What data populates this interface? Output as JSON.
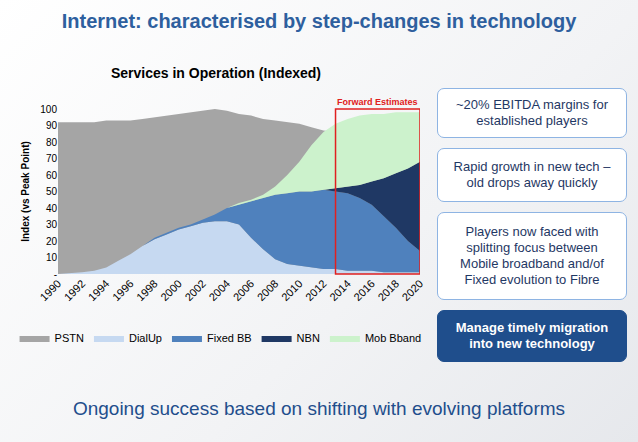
{
  "page": {
    "title": "Internet: characterised by step-changes in technology",
    "footer": "Ongoing success based on shifting with evolving platforms",
    "callouts": [
      "~20% EBITDA margins for established players",
      "Rapid growth in new tech – old drops away quickly",
      "Players now faced with splitting focus between Mobile broadband and/of Fixed evolution to Fibre",
      "Manage timely migration into new technology"
    ]
  },
  "chart_data": {
    "type": "area",
    "title": "Services in Operation (Indexed)",
    "y_label": "Index (vs Peak Point)",
    "x": [
      1990,
      1991,
      1992,
      1993,
      1994,
      1995,
      1996,
      1997,
      1998,
      1999,
      2000,
      2001,
      2002,
      2003,
      2004,
      2005,
      2006,
      2007,
      2008,
      2009,
      2010,
      2011,
      2012,
      2013,
      2014,
      2015,
      2016,
      2017,
      2018,
      2019,
      2020
    ],
    "xlim": [
      1990,
      2020
    ],
    "xticks": [
      1990,
      1992,
      1994,
      1996,
      1998,
      2000,
      2002,
      2004,
      2006,
      2008,
      2010,
      2012,
      2014,
      2016,
      2018,
      2020
    ],
    "ylim": [
      0,
      100
    ],
    "yticks": [
      {
        "value": 0,
        "label": "-"
      },
      10,
      20,
      30,
      40,
      50,
      60,
      70,
      80,
      90,
      100
    ],
    "grid": false,
    "legend": "bottom",
    "annotations": [
      {
        "text": "Forward Estimates",
        "x": [
          2013,
          2020
        ]
      }
    ],
    "series": [
      {
        "name": "PSTN",
        "color": "#a5a5a5",
        "stacked": false,
        "values": [
          92,
          92,
          92,
          92,
          93,
          93,
          93,
          94,
          95,
          96,
          97,
          98,
          99,
          100,
          99,
          97,
          96,
          94,
          93,
          92,
          91,
          89,
          87,
          86,
          84,
          82,
          80,
          78,
          76,
          74,
          72
        ]
      },
      {
        "name": "DialUp",
        "color": "#c6d9f1",
        "stacked": true,
        "values": [
          0,
          0.5,
          1,
          2,
          4,
          8,
          12,
          17,
          21,
          24,
          27,
          29,
          31,
          32,
          32,
          30,
          22,
          15,
          9,
          6,
          5,
          4,
          3,
          3,
          2,
          2,
          2,
          1,
          1,
          1,
          1
        ]
      },
      {
        "name": "Fixed BB",
        "color": "#4f81bd",
        "stacked": true,
        "values": [
          0,
          0,
          0,
          0,
          0,
          0,
          0,
          0,
          1,
          1,
          1,
          1,
          2,
          4,
          8,
          12,
          22,
          31,
          39,
          43,
          45,
          46,
          48,
          47,
          47,
          44,
          40,
          34,
          27,
          19,
          13
        ]
      },
      {
        "name": "NBN",
        "color": "#1f3864",
        "stacked": true,
        "values": [
          0,
          0,
          0,
          0,
          0,
          0,
          0,
          0,
          0,
          0,
          0,
          0,
          0,
          0,
          0,
          0,
          0,
          0,
          0,
          0,
          0,
          0,
          0,
          2,
          4,
          8,
          14,
          23,
          33,
          44,
          54
        ]
      },
      {
        "name": "Mob Bband",
        "color": "#ccf2cc",
        "stacked": true,
        "values": [
          0,
          0,
          0,
          0,
          0,
          0,
          0,
          0,
          0,
          0,
          0,
          0,
          0,
          0,
          0,
          1,
          1,
          2,
          5,
          11,
          18,
          28,
          35,
          39,
          41,
          42,
          41,
          39,
          37,
          34,
          30
        ]
      }
    ]
  }
}
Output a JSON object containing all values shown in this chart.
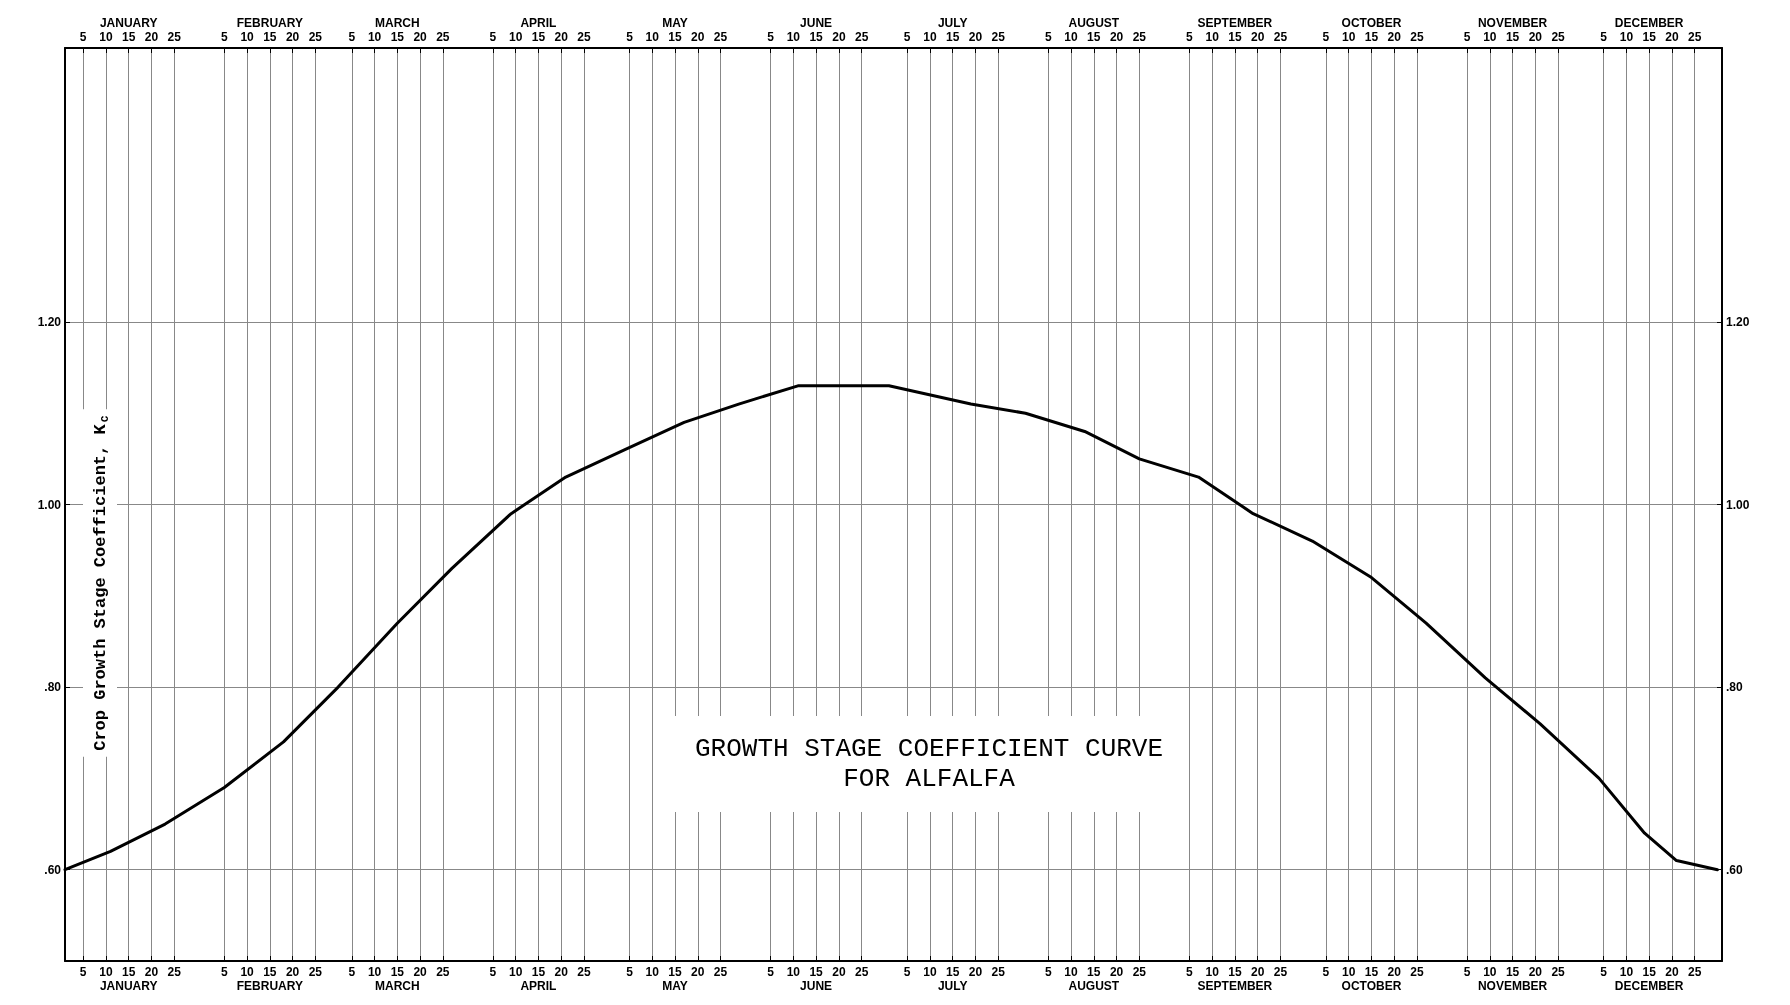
{
  "chart_data": {
    "type": "line",
    "title": "GROWTH STAGE COEFFICIENT CURVE\nFOR ALFALFA",
    "ylabel": "Crop Growth Stage Coefficient, K$_{c}$",
    "series": [
      {
        "color": "#000000",
        "x": [
          "--01-01",
          "--01-11",
          "--01-23",
          "--02-05",
          "--02-18",
          "--03-02",
          "--03-15",
          "--03-27",
          "--04-09",
          "--04-21",
          "--05-04",
          "--05-17",
          "--05-29",
          "--06-11",
          "--06-20",
          "--07-01",
          "--07-19",
          "--07-31",
          "--08-13",
          "--08-25",
          "--09-07",
          "--09-19",
          "--10-02",
          "--10-15",
          "--10-27",
          "--11-09",
          "--11-21",
          "--12-04",
          "--12-14",
          "--12-21",
          "--12-30"
        ],
        "values": [
          0.6,
          0.62,
          0.65,
          0.69,
          0.74,
          0.8,
          0.87,
          0.93,
          0.99,
          1.03,
          1.06,
          1.09,
          1.11,
          1.13,
          1.13,
          1.13,
          1.11,
          1.1,
          1.08,
          1.05,
          1.03,
          0.99,
          0.96,
          0.92,
          0.87,
          0.81,
          0.76,
          0.7,
          0.64,
          0.61,
          0.6
        ]
      }
    ],
    "xlim": [
      "--01-01",
      "--12-31"
    ],
    "x2lim": [
      "--01-01",
      "--12-31"
    ],
    "xticks": [
      {
        "value": "--01-05",
        "label": "5"
      },
      {
        "value": "--01-10",
        "label": "10"
      },
      {
        "value": "--01-15",
        "label": "15\nJANUARY"
      },
      {
        "value": "--01-20",
        "label": "20"
      },
      {
        "value": "--01-25",
        "label": "25"
      },
      {
        "value": "--02-05",
        "label": "5"
      },
      {
        "value": "--02-10",
        "label": "10"
      },
      {
        "value": "--02-15",
        "label": "15\nFEBRUARY"
      },
      {
        "value": "--02-20",
        "label": "20"
      },
      {
        "value": "--02-25",
        "label": "25"
      },
      {
        "value": "--03-05",
        "label": "5"
      },
      {
        "value": "--03-10",
        "label": "10"
      },
      {
        "value": "--03-15",
        "label": "15\nMARCH"
      },
      {
        "value": "--03-20",
        "label": "20"
      },
      {
        "value": "--03-25",
        "label": "25"
      },
      {
        "value": "--04-05",
        "label": "5"
      },
      {
        "value": "--04-10",
        "label": "10"
      },
      {
        "value": "--04-15",
        "label": "15\nAPRIL"
      },
      {
        "value": "--04-20",
        "label": "20"
      },
      {
        "value": "--04-25",
        "label": "25"
      },
      {
        "value": "--05-05",
        "label": "5"
      },
      {
        "value": "--05-10",
        "label": "10"
      },
      {
        "value": "--05-15",
        "label": "15\nMAY"
      },
      {
        "value": "--05-20",
        "label": "20"
      },
      {
        "value": "--05-25",
        "label": "25"
      },
      {
        "value": "--06-05",
        "label": "5"
      },
      {
        "value": "--06-10",
        "label": "10"
      },
      {
        "value": "--06-15",
        "label": "15\nJUNE"
      },
      {
        "value": "--06-20",
        "label": "20"
      },
      {
        "value": "--06-25",
        "label": "25"
      },
      {
        "value": "--07-05",
        "label": "5"
      },
      {
        "value": "--07-10",
        "label": "10"
      },
      {
        "value": "--07-15",
        "label": "15\nJULY"
      },
      {
        "value": "--07-20",
        "label": "20"
      },
      {
        "value": "--07-25",
        "label": "25"
      },
      {
        "value": "--08-05",
        "label": "5"
      },
      {
        "value": "--08-10",
        "label": "10"
      },
      {
        "value": "--08-15",
        "label": "15\nAUGUST"
      },
      {
        "value": "--08-20",
        "label": "20"
      },
      {
        "value": "--08-25",
        "label": "25"
      },
      {
        "value": "--09-05",
        "label": "5"
      },
      {
        "value": "--09-10",
        "label": "10"
      },
      {
        "value": "--09-15",
        "label": "15\nSEPTEMBER"
      },
      {
        "value": "--09-20",
        "label": "20"
      },
      {
        "value": "--09-25",
        "label": "25"
      },
      {
        "value": "--10-05",
        "label": "5"
      },
      {
        "value": "--10-10",
        "label": "10"
      },
      {
        "value": "--10-15",
        "label": "15\nOCTOBER"
      },
      {
        "value": "--10-20",
        "label": "20"
      },
      {
        "value": "--10-25",
        "label": "25"
      },
      {
        "value": "--11-05",
        "label": "5"
      },
      {
        "value": "--11-10",
        "label": "10"
      },
      {
        "value": "--11-15",
        "label": "15\nNOVEMBER"
      },
      {
        "value": "--11-20",
        "label": "20"
      },
      {
        "value": "--11-25",
        "label": "25"
      },
      {
        "value": "--12-05",
        "label": "5"
      },
      {
        "value": "--12-10",
        "label": "10"
      },
      {
        "value": "--12-15",
        "label": "15\nDECEMBER"
      },
      {
        "value": "--12-20",
        "label": "20"
      },
      {
        "value": "--12-25",
        "label": "25"
      }
    ],
    "x2ticks": [
      {
        "value": "--01-05",
        "label": "5"
      },
      {
        "value": "--01-10",
        "label": "10"
      },
      {
        "value": "--01-15",
        "label": "JANUARY\n15"
      },
      {
        "value": "--01-20",
        "label": "20"
      },
      {
        "value": "--01-25",
        "label": "25"
      },
      {
        "value": "--02-05",
        "label": "5"
      },
      {
        "value": "--02-10",
        "label": "10"
      },
      {
        "value": "--02-15",
        "label": "FEBRUARY\n15"
      },
      {
        "value": "--02-20",
        "label": "20"
      },
      {
        "value": "--02-25",
        "label": "25"
      },
      {
        "value": "--03-05",
        "label": "5"
      },
      {
        "value": "--03-10",
        "label": "10"
      },
      {
        "value": "--03-15",
        "label": "MARCH\n15"
      },
      {
        "value": "--03-20",
        "label": "20"
      },
      {
        "value": "--03-25",
        "label": "25"
      },
      {
        "value": "--04-05",
        "label": "5"
      },
      {
        "value": "--04-10",
        "label": "10"
      },
      {
        "value": "--04-15",
        "label": "APRIL\n15"
      },
      {
        "value": "--04-20",
        "label": "20"
      },
      {
        "value": "--04-25",
        "label": "25"
      },
      {
        "value": "--05-05",
        "label": "5"
      },
      {
        "value": "--05-10",
        "label": "10"
      },
      {
        "value": "--05-15",
        "label": "MAY\n15"
      },
      {
        "value": "--05-20",
        "label": "20"
      },
      {
        "value": "--05-25",
        "label": "25"
      },
      {
        "value": "--06-05",
        "label": "5"
      },
      {
        "value": "--06-10",
        "label": "10"
      },
      {
        "value": "--06-15",
        "label": "JUNE\n15"
      },
      {
        "value": "--06-20",
        "label": "20"
      },
      {
        "value": "--06-25",
        "label": "25"
      },
      {
        "value": "--07-05",
        "label": "5"
      },
      {
        "value": "--07-10",
        "label": "10"
      },
      {
        "value": "--07-15",
        "label": "JULY\n15"
      },
      {
        "value": "--07-20",
        "label": "20"
      },
      {
        "value": "--07-25",
        "label": "25"
      },
      {
        "value": "--08-05",
        "label": "5"
      },
      {
        "value": "--08-10",
        "label": "10"
      },
      {
        "value": "--08-15",
        "label": "AUGUST\n15"
      },
      {
        "value": "--08-20",
        "label": "20"
      },
      {
        "value": "--08-25",
        "label": "25"
      },
      {
        "value": "--09-05",
        "label": "5"
      },
      {
        "value": "--09-10",
        "label": "10"
      },
      {
        "value": "--09-15",
        "label": "SEPTEMBER\n15"
      },
      {
        "value": "--09-20",
        "label": "20"
      },
      {
        "value": "--09-25",
        "label": "25"
      },
      {
        "value": "--10-05",
        "label": "5"
      },
      {
        "value": "--10-10",
        "label": "10"
      },
      {
        "value": "--10-15",
        "label": "OCTOBER\n15"
      },
      {
        "value": "--10-20",
        "label": "20"
      },
      {
        "value": "--10-25",
        "label": "25"
      },
      {
        "value": "--11-05",
        "label": "5"
      },
      {
        "value": "--11-10",
        "label": "10"
      },
      {
        "value": "--11-15",
        "label": "NOVEMBER\n15"
      },
      {
        "value": "--11-20",
        "label": "20"
      },
      {
        "value": "--11-25",
        "label": "25"
      },
      {
        "value": "--12-05",
        "label": "5"
      },
      {
        "value": "--12-10",
        "label": "10"
      },
      {
        "value": "--12-15",
        "label": "DECEMBER\n15"
      },
      {
        "value": "--12-20",
        "label": "20"
      },
      {
        "value": "--12-25",
        "label": "25"
      }
    ],
    "ylim": [
      0.5,
      1.5
    ],
    "yticks": [
      {
        "value": 0.6,
        "label": ".60"
      },
      {
        "value": 0.8,
        "label": ".80"
      },
      {
        "value": 1.0,
        "label": "1.00"
      },
      {
        "value": 1.2,
        "label": "1.20"
      }
    ],
    "y2lim": [
      0.5,
      1.5
    ],
    "y2ticks": [
      {
        "value": 0.6,
        "label": ".60"
      },
      {
        "value": 0.8,
        "label": ".80"
      },
      {
        "value": 1.0,
        "label": "1.00"
      },
      {
        "value": 1.2,
        "label": "1.20"
      }
    ],
    "grid": true,
    "marker": "none",
    "line_style": "solid"
  }
}
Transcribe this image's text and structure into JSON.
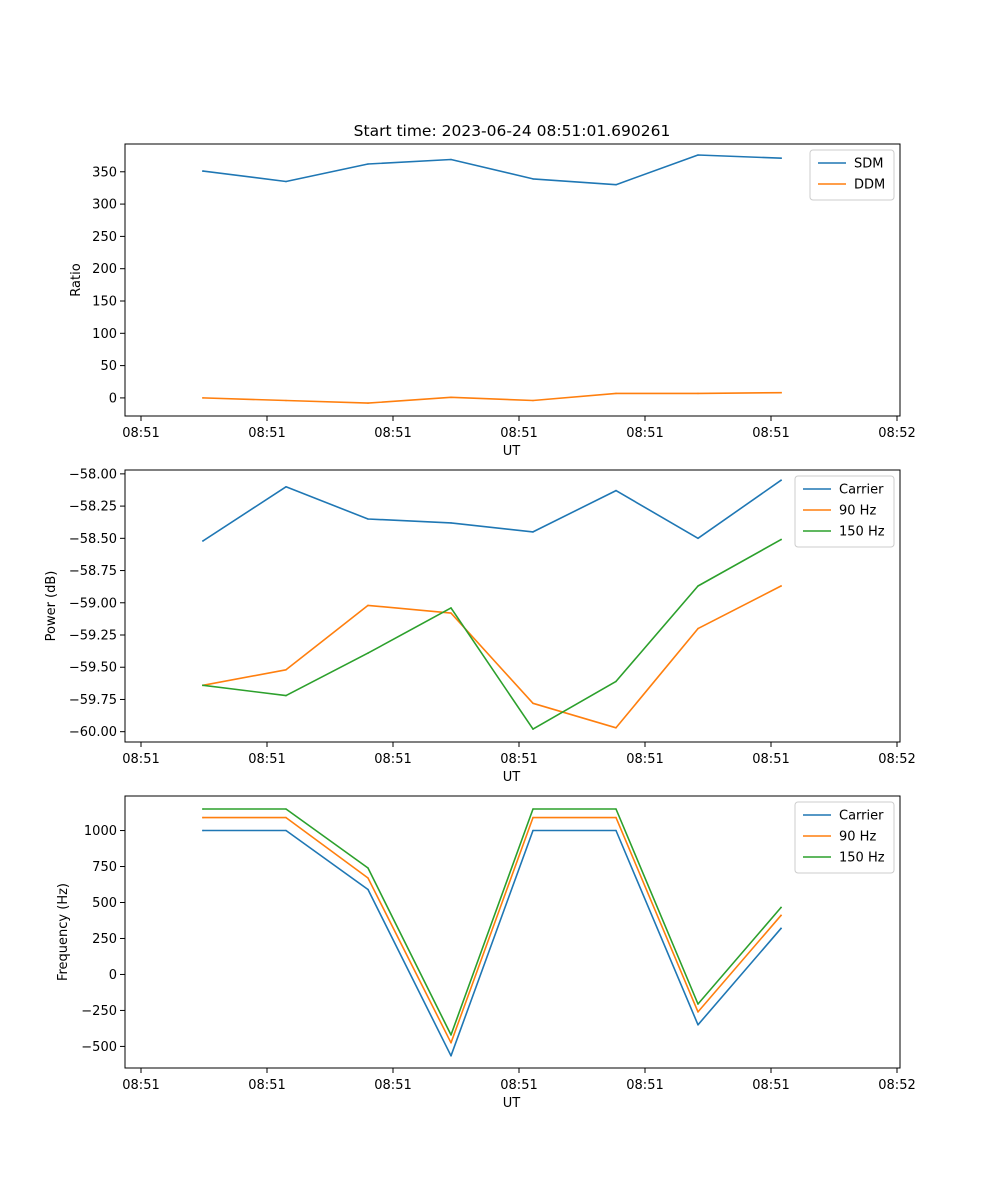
* * * * * * *
- _PROBLEM TO WORK ON_
Which lines above hold the word "into"? Copy each of them.

- _SOLUTION TO THE PROBLEM_
      "Manage timely migration into new technology"
Transcribe this image's text and structure into JSON.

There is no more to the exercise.